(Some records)
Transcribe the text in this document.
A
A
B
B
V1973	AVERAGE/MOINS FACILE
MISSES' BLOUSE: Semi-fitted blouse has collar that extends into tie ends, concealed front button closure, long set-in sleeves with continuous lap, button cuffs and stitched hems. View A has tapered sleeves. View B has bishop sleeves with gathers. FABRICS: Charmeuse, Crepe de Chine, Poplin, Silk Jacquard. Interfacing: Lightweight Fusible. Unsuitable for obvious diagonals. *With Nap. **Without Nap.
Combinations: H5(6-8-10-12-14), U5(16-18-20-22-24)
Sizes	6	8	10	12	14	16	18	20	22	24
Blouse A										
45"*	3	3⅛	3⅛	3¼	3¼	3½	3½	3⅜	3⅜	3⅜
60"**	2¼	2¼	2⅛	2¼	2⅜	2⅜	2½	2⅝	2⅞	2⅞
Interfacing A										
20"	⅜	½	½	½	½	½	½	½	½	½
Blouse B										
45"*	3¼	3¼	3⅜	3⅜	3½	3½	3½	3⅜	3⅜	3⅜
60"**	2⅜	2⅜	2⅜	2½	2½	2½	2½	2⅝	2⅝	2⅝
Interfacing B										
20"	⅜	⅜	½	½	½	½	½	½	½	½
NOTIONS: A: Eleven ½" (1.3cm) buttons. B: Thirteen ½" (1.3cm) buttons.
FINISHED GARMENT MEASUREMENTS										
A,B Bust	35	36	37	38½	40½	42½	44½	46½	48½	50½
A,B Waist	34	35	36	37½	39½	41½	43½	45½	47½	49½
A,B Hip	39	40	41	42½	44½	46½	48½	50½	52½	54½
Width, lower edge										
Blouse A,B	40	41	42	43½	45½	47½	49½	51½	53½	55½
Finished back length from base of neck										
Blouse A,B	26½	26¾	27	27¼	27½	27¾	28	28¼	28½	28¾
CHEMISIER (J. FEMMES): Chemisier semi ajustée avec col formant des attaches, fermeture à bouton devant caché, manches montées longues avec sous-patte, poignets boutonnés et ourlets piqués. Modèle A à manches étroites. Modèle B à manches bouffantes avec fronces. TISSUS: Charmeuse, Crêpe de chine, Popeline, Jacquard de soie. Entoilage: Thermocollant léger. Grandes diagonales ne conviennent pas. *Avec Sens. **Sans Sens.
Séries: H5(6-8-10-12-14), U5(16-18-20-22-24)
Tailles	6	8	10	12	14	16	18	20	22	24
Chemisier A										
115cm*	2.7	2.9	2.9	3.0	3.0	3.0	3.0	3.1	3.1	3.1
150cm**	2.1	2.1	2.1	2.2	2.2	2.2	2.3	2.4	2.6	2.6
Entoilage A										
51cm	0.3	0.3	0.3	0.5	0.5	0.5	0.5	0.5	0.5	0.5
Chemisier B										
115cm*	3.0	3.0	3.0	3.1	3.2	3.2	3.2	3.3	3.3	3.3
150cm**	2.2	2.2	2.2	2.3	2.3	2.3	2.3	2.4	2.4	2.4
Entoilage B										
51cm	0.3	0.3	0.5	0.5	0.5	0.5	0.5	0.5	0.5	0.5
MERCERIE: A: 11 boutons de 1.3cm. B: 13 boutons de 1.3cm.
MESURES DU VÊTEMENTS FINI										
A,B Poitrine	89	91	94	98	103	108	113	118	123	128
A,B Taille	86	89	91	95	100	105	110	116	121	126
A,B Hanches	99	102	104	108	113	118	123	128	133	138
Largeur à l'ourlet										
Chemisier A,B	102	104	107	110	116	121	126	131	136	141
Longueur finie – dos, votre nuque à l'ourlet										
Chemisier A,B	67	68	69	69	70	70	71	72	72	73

Task statement:
Extract the full listing above without alteration.

Written solution:
Transcribe the text in this document.
A
A
B
B
V1973	AVERAGE/MOINS FACILE
MISSES' BLOUSE: Semi-fitted blouse has collar that extends into tie ends, concealed front button closure, long set-in sleeves with continuous lap, button cuffs and stitched hems. View A has tapered sleeves. View B has bishop sleeves with gathers. FABRICS: Charmeuse, Crepe de Chine, Poplin, Silk Jacquard. Interfacing: Lightweight Fusible. Unsuitable for obvious diagonals. *With Nap. **Without Nap.
Combinations: H5(6-8-10-12-14), U5(16-18-20-22-24)
Sizes	6	8	10	12	14	16	18	20	22	24
Blouse A										
45"*	3	3⅛	3⅛	3¼	3¼	3½	3½	3⅜	3⅜	3⅜
60"**	2¼	2¼	2⅛	2¼	2⅜	2⅜	2½	2⅝	2⅞	2⅞
Interfacing A										
20"	⅜	½	½	½	½	½	½	½	½	½
Blouse B										
45"*	3¼	3¼	3⅜	3⅜	3½	3½	3½	3⅜	3⅜	3⅜
60"**	2⅜	2⅜	2⅜	2½	2½	2½	2½	2⅝	2⅝	2⅝
Interfacing B										
20"	⅜	⅜	½	½	½	½	½	½	½	½
NOTIONS: A: Eleven ½" (1.3cm) buttons. B: Thirteen ½" (1.3cm) buttons.
FINISHED GARMENT MEASUREMENTS										
A,B Bust	35	36	37	38½	40½	42½	44½	46½	48½	50½
A,B Waist	34	35	36	37½	39½	41½	43½	45½	47½	49½
A,B Hip	39	40	41	42½	44½	46½	48½	50½	52½	54½
Width, lower edge										
Blouse A,B	40	41	42	43½	45½	47½	49½	51½	53½	55½
Finished back length from base of neck										
Blouse A,B	26½	26¾	27	27¼	27½	27¾	28	28¼	28½	28¾
CHEMISIER (J. FEMMES): Chemisier semi ajustée avec col formant des attaches, fermeture à bouton devant caché, manches montées longues avec sous-patte, poignets boutonnés et ourlets piqués. Modèle A à manches étroites. Modèle B à manches bouffantes avec fronces. TISSUS: Charmeuse, Crêpe de chine, Popeline, Jacquard de soie. Entoilage: Thermocollant léger. Grandes diagonales ne conviennent pas. *Avec Sens. **Sans Sens.
Séries: H5(6-8-10-12-14), U5(16-18-20-22-24)
Tailles	6	8	10	12	14	16	18	20	22	24
Chemisier A										
115cm*	2.7	2.9	2.9	3.0	3.0	3.0	3.0	3.1	3.1	3.1
150cm**	2.1	2.1	2.1	2.2	2.2	2.2	2.3	2.4	2.6	2.6
Entoilage A										
51cm	0.3	0.3	0.3	0.5	0.5	0.5	0.5	0.5	0.5	0.5
Chemisier B										
115cm*	3.0	3.0	3.0	3.1	3.2	3.2	3.2	3.3	3.3	3.3
150cm**	2.2	2.2	2.2	2.3	2.3	2.3	2.3	2.4	2.4	2.4
Entoilage B										
51cm	0.3	0.3	0.5	0.5	0.5	0.5	0.5	0.5	0.5	0.5
MERCERIE: A: 11 boutons de 1.3cm. B: 13 boutons de 1.3cm.
MESURES DU VÊTEMENTS FINI										
A,B Poitrine	89	91	94	98	103	108	113	118	123	128
A,B Taille	86	89	91	95	100	105	110	116	121	126
A,B Hanches	99	102	104	108	113	118	123	128	133	138
Largeur à l'ourlet										
Chemisier A,B	102	104	107	110	116	121	126	131	136	141
Longueur finie – dos, votre nuque à l'ourlet										
Chemisier A,B	67	68	69	69	70	70	71	72	72	73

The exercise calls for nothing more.